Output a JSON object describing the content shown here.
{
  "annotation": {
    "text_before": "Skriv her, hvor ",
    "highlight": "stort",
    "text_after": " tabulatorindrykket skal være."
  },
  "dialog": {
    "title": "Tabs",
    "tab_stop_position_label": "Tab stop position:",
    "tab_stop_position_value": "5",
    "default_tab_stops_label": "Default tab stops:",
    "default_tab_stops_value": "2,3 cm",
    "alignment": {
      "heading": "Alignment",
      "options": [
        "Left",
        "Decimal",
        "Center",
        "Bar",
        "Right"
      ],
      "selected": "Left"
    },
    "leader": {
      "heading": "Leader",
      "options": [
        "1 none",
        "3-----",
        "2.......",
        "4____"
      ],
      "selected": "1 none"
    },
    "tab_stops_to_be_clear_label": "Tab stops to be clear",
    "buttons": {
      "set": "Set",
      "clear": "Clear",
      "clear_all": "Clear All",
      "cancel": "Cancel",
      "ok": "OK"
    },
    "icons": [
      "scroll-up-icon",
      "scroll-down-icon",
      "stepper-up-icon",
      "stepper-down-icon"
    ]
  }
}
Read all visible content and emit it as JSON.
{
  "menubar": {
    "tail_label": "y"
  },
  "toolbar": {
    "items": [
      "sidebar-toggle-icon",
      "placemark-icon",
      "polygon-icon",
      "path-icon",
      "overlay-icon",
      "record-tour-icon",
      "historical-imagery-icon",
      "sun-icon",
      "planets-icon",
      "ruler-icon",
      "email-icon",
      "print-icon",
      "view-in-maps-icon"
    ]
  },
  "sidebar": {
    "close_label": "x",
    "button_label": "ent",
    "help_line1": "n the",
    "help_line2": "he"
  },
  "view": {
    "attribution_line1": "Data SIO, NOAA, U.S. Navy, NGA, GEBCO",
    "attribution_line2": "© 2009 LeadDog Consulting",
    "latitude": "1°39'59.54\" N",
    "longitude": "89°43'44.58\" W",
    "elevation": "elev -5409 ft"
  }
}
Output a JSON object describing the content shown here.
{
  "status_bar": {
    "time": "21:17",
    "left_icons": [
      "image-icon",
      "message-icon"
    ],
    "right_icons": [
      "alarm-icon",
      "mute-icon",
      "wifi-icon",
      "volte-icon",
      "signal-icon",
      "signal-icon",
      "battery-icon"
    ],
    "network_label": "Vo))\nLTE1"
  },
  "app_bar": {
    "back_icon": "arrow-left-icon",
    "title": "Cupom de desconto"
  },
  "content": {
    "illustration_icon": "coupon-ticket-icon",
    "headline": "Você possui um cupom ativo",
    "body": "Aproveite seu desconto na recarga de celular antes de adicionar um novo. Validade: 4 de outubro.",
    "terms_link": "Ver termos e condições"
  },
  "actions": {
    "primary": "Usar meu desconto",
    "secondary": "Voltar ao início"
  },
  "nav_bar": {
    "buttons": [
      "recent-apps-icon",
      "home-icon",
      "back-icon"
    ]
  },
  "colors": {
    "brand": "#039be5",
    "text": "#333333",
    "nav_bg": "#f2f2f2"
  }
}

* _What is required_
Exactly reproduce all of the entries above.

* _Correct output_
Output a JSON object describing the content shown here.
{
  "annotation": {
    "text_before": "Skriv her, hvor ",
    "highlight": "stort",
    "text_after": " tabulatorindrykket skal være."
  },
  "dialog": {
    "title": "Tabs",
    "tab_stop_position_label": "Tab stop position:",
    "tab_stop_position_value": "5",
    "default_tab_stops_label": "Default tab stops:",
    "default_tab_stops_value": "2,3 cm",
    "alignment": {
      "heading": "Alignment",
      "options": [
        "Left",
        "Decimal",
        "Center",
        "Bar",
        "Right"
      ],
      "selected": "Left"
    },
    "leader": {
      "heading": "Leader",
      "options": [
        "1 none",
        "3-----",
        "2.......",
        "4____"
      ],
      "selected": "1 none"
    },
    "tab_stops_to_be_clear_label": "Tab stops to be clear",
    "buttons": {
      "set": "Set",
      "clear": "Clear",
      "clear_all": "Clear All",
      "cancel": "Cancel",
      "ok": "OK"
    },
    "icons": [
      "scroll-up-icon",
      "scroll-down-icon",
      "stepper-up-icon",
      "stepper-down-icon"
    ]
  }
}
Read all visible content and emit it as JSON.
{
  "menubar": {
    "tail_label": "y"
  },
  "toolbar": {
    "items": [
      "sidebar-toggle-icon",
      "placemark-icon",
      "polygon-icon",
      "path-icon",
      "overlay-icon",
      "record-tour-icon",
      "historical-imagery-icon",
      "sun-icon",
      "planets-icon",
      "ruler-icon",
      "email-icon",
      "print-icon",
      "view-in-maps-icon"
    ]
  },
  "sidebar": {
    "close_label": "x",
    "button_label": "ent",
    "help_line1": "n the",
    "help_line2": "he"
  },
  "view": {
    "attribution_line1": "Data SIO, NOAA, U.S. Navy, NGA, GEBCO",
    "attribution_line2": "© 2009 LeadDog Consulting",
    "latitude": "1°39'59.54\" N",
    "longitude": "89°43'44.58\" W",
    "elevation": "elev -5409 ft"
  }
}
Output a JSON object describing the content shown here.
{
  "status_bar": {
    "time": "21:17",
    "left_icons": [
      "image-icon",
      "message-icon"
    ],
    "right_icons": [
      "alarm-icon",
      "mute-icon",
      "wifi-icon",
      "volte-icon",
      "signal-icon",
      "signal-icon",
      "battery-icon"
    ],
    "network_label": "Vo))\nLTE1"
  },
  "app_bar": {
    "back_icon": "arrow-left-icon",
    "title": "Cupom de desconto"
  },
  "content": {
    "illustration_icon": "coupon-ticket-icon",
    "headline": "Você possui um cupom ativo",
    "body": "Aproveite seu desconto na recarga de celular antes de adicionar um novo. Validade: 4 de outubro.",
    "terms_link": "Ver termos e condições"
  },
  "actions": {
    "primary": "Usar meu desconto",
    "secondary": "Voltar ao início"
  },
  "nav_bar": {
    "buttons": [
      "recent-apps-icon",
      "home-icon",
      "back-icon"
    ]
  },
  "colors": {
    "brand": "#039be5",
    "text": "#333333",
    "nav_bg": "#f2f2f2"
  }
}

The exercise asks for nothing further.